## Written task
Repeat the lines from the one containing "y-tick-label: 0.3 xyxy=(28,241,46,256)" to the one containing "legend-label: Mn xyxy=(309,552,330,568)", including both, exactly as they appear.

## Given data
******************************
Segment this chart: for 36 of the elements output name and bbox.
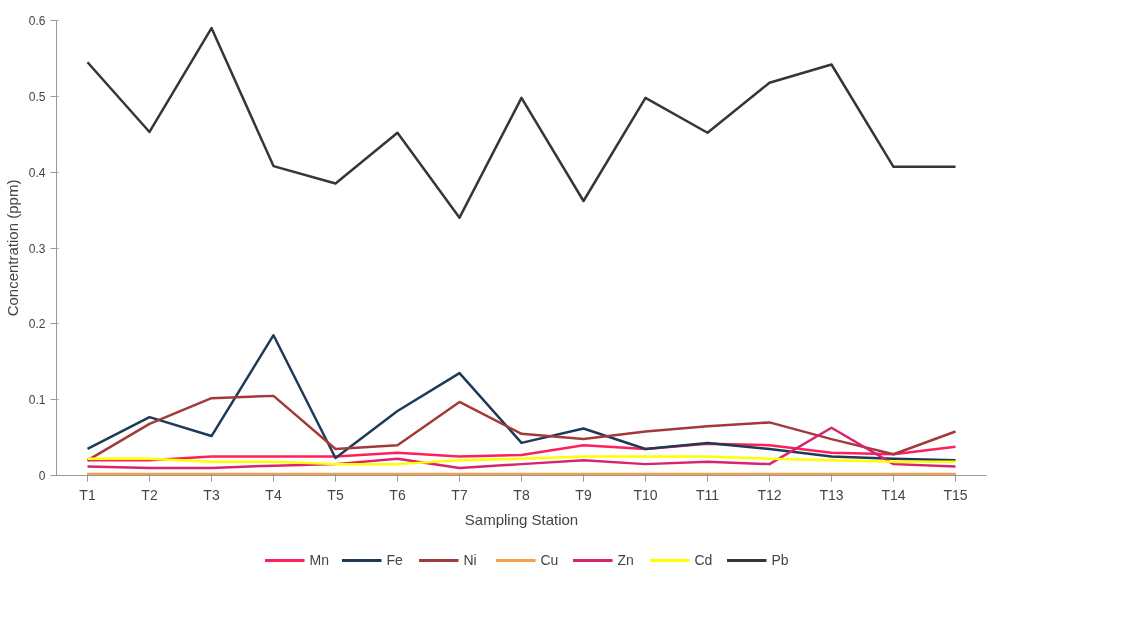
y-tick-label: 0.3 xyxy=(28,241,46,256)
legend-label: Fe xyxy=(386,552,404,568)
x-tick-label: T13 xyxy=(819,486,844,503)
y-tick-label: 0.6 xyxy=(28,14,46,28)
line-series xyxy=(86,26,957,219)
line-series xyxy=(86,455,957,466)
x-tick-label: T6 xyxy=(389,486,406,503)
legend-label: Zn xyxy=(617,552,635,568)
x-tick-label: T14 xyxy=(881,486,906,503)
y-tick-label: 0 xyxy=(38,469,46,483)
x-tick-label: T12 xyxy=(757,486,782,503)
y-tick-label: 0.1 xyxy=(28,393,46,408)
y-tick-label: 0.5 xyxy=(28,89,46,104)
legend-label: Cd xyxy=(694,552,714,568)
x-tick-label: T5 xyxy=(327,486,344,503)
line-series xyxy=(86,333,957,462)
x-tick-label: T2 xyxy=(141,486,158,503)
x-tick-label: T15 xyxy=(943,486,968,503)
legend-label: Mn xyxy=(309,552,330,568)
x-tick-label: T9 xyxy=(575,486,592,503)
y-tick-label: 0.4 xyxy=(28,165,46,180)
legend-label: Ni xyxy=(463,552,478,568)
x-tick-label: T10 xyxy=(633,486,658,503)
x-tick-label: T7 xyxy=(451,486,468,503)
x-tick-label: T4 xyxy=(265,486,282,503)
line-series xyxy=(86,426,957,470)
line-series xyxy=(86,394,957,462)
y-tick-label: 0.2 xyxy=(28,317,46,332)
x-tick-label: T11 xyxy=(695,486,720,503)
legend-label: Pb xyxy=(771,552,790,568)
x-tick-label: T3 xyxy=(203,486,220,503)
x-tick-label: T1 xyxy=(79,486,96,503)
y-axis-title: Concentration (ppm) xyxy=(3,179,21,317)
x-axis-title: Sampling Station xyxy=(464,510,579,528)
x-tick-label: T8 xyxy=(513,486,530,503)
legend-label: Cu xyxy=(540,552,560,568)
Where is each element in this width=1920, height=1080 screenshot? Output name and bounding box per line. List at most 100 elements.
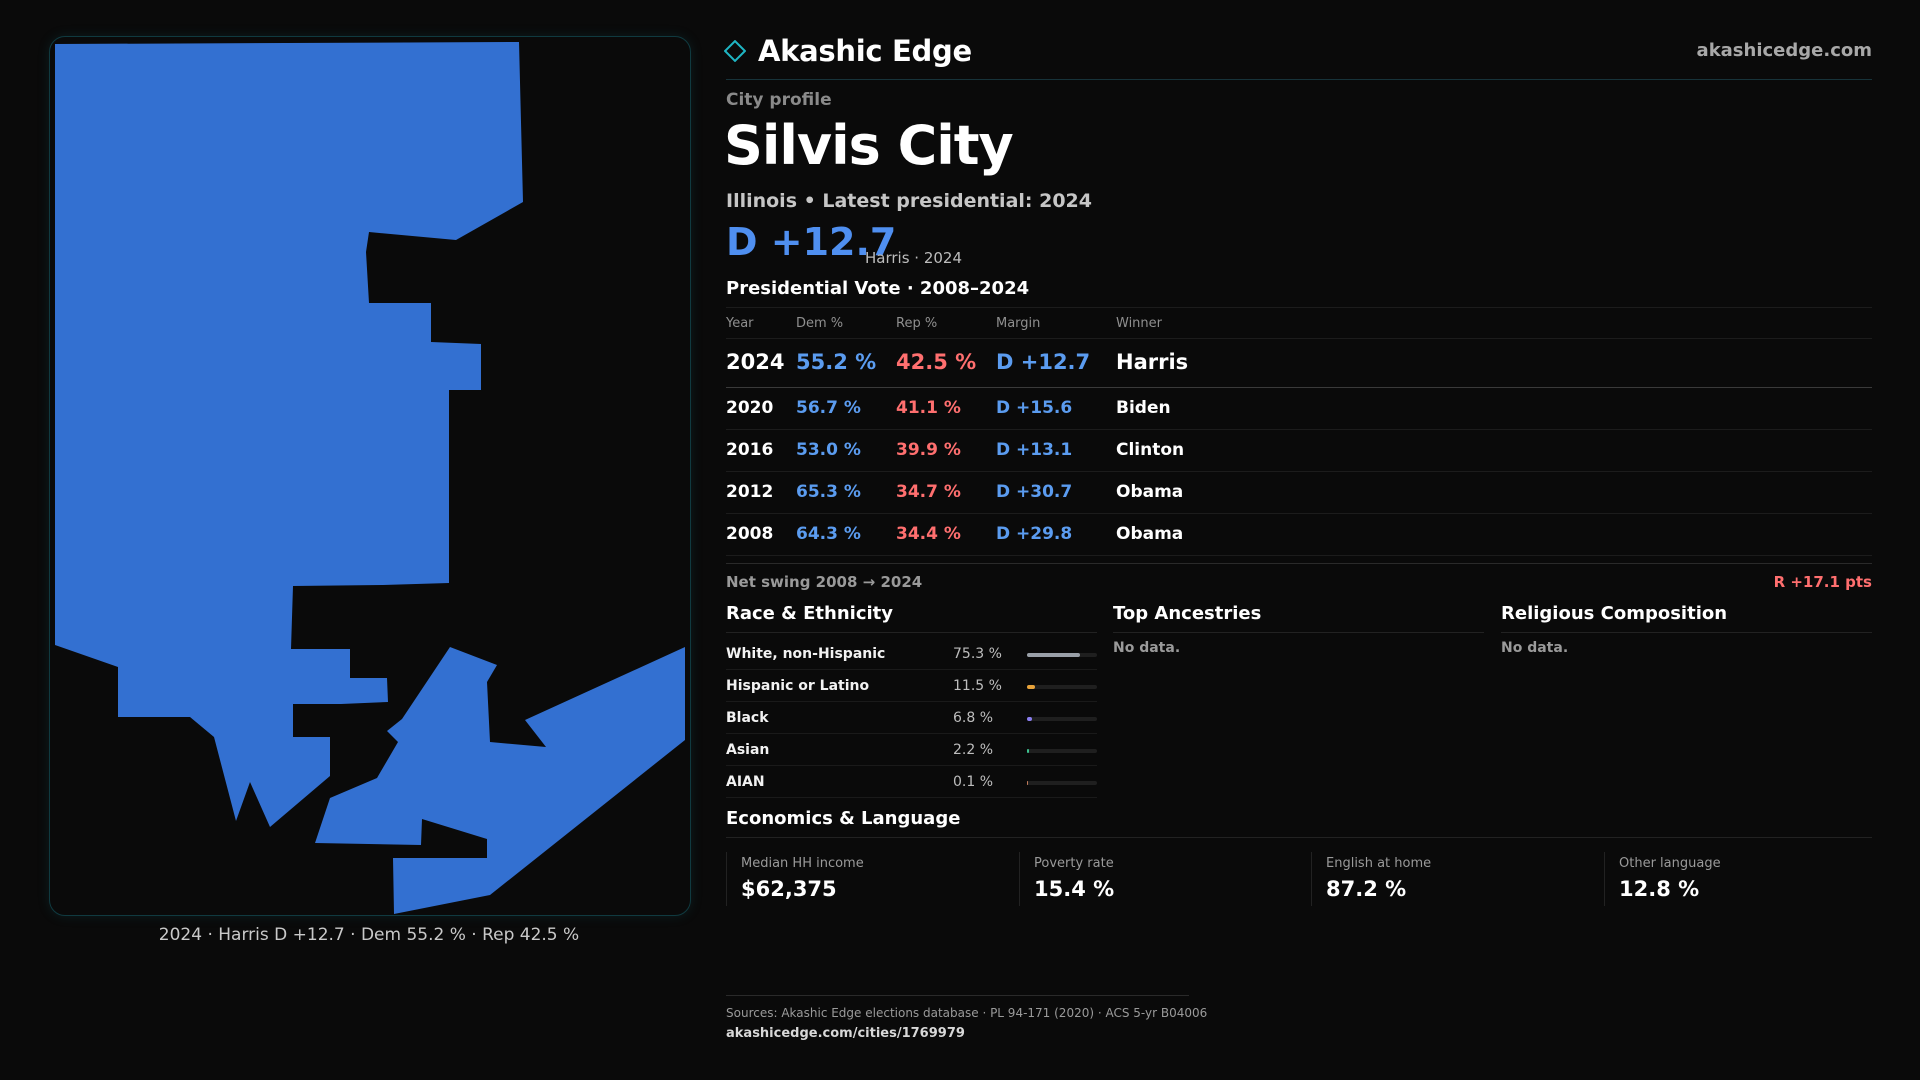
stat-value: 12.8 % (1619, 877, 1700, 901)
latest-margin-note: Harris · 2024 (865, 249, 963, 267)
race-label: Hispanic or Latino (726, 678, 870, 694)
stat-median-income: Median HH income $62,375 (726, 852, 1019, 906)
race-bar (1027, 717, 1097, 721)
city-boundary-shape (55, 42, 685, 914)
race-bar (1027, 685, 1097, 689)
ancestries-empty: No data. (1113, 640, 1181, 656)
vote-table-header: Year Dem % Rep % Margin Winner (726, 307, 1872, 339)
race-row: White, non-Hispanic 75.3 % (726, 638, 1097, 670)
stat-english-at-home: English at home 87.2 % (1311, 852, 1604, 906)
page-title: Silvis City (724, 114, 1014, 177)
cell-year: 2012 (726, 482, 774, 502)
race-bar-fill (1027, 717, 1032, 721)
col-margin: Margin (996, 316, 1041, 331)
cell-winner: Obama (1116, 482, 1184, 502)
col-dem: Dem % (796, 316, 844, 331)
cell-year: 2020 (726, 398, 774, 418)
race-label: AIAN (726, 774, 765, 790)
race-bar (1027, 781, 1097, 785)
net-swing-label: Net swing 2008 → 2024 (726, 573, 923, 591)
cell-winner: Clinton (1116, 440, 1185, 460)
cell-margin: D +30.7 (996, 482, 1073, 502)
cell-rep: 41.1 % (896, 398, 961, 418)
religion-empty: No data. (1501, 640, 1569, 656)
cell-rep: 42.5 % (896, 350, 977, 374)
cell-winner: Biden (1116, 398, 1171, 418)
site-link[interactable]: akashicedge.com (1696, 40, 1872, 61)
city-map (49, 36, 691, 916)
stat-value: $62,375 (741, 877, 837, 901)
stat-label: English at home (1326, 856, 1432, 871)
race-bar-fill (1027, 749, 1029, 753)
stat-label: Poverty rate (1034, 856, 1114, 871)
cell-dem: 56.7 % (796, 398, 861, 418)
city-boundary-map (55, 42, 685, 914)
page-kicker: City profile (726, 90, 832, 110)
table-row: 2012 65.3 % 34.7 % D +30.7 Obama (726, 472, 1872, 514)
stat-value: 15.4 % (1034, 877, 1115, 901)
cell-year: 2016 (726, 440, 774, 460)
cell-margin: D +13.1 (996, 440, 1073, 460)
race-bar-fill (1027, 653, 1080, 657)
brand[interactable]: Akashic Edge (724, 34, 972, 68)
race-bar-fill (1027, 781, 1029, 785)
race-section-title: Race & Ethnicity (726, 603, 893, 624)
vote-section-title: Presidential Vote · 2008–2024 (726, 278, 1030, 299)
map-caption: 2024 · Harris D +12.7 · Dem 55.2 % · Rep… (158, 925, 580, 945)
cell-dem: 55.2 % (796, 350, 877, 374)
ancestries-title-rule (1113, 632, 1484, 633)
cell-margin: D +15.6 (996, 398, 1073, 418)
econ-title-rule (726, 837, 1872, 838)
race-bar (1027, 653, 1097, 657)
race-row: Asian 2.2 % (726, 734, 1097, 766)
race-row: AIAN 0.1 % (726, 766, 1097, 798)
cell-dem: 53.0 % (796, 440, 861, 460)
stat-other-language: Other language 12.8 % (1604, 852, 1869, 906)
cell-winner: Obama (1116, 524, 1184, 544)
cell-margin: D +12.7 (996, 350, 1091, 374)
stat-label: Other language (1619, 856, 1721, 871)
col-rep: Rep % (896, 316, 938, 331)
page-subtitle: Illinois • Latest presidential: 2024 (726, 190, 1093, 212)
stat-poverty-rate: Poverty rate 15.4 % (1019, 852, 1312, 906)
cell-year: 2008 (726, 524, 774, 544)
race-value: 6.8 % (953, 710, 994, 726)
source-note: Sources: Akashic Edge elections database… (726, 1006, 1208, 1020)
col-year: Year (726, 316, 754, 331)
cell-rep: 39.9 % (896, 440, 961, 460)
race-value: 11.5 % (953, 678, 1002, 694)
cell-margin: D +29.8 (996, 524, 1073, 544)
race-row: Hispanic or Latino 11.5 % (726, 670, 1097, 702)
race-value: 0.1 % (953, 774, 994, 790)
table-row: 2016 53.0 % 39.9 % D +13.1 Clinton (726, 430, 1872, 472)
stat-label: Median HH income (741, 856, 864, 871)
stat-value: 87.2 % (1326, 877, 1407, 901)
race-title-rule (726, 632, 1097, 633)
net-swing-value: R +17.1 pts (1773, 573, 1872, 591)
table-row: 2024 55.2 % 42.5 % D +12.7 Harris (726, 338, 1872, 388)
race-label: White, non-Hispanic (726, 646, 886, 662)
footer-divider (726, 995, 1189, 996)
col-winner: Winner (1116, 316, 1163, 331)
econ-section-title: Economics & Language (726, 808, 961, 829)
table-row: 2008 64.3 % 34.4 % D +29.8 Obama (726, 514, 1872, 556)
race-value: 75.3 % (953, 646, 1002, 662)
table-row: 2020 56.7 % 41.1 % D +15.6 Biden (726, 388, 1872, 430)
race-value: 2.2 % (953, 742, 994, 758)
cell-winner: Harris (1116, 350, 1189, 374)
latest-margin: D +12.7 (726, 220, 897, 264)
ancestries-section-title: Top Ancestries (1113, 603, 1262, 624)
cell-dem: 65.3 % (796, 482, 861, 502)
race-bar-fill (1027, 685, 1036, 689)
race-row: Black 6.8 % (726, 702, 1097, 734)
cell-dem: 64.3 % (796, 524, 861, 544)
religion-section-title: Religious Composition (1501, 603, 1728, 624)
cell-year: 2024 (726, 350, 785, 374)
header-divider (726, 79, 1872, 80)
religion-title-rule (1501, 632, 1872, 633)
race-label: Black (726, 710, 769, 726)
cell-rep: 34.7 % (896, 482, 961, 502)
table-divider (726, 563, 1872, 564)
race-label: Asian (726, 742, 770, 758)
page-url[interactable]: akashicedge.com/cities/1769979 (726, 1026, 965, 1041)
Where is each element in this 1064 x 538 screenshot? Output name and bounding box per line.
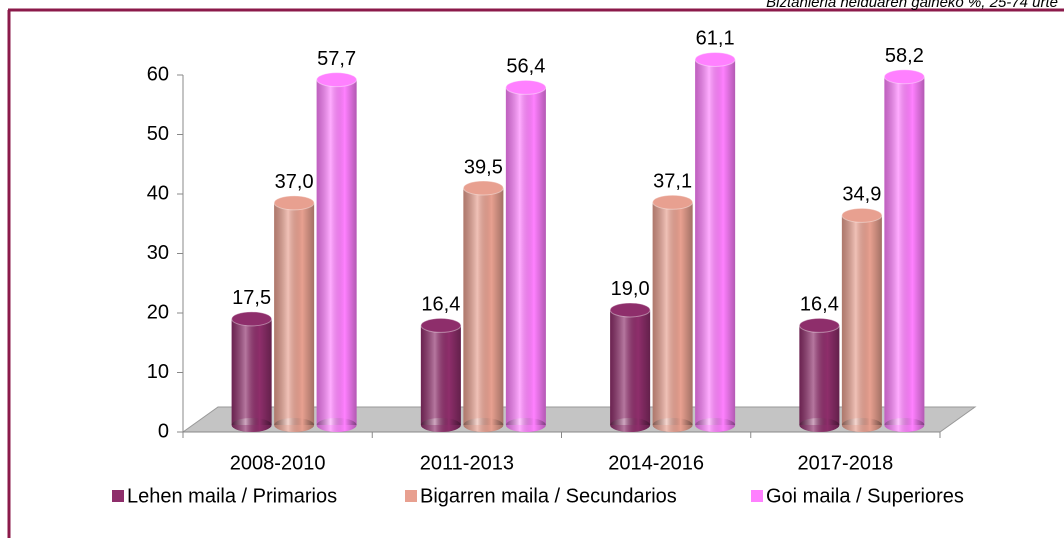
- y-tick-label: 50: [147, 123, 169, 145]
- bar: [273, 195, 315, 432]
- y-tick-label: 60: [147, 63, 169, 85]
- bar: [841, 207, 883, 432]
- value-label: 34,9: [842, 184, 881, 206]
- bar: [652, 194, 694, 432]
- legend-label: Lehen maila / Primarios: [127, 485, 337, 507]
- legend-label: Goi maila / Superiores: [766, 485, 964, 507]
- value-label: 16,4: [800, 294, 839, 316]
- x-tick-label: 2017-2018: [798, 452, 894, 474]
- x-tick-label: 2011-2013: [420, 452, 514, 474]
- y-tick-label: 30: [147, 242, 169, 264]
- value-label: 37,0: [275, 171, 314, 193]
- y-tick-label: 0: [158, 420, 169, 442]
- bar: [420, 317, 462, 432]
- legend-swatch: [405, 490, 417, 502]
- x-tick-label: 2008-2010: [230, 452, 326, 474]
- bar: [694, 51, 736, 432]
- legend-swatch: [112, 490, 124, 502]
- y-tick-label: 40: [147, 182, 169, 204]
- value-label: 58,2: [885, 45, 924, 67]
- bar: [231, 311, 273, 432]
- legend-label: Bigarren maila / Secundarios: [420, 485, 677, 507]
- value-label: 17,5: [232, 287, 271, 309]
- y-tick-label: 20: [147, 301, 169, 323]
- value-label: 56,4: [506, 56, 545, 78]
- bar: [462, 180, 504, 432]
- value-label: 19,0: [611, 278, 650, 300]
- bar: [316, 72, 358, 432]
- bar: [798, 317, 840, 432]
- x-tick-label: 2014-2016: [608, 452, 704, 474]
******************************
## Task output
y-tick-label: 0.3 xyxy=(28,241,46,256)
legend-label: Fe xyxy=(386,552,404,568)
x-tick-label: T13 xyxy=(819,486,844,503)
y-tick-label: 0.6 xyxy=(28,14,46,28)
line-series xyxy=(86,26,957,219)
line-series xyxy=(86,455,957,466)
x-tick-label: T6 xyxy=(389,486,406,503)
legend-label: Zn xyxy=(617,552,635,568)
x-tick-label: T14 xyxy=(881,486,906,503)
y-tick-label: 0 xyxy=(38,469,46,483)
x-tick-label: T12 xyxy=(757,486,782,503)
y-tick-label: 0.1 xyxy=(28,393,46,408)
y-tick-label: 0.5 xyxy=(28,89,46,104)
legend-label: Cd xyxy=(694,552,714,568)
x-tick-label: T5 xyxy=(327,486,344,503)
line-series xyxy=(86,333,957,462)
x-tick-label: T2 xyxy=(141,486,158,503)
x-tick-label: T15 xyxy=(943,486,968,503)
legend-label: Mn xyxy=(309,552,330,568)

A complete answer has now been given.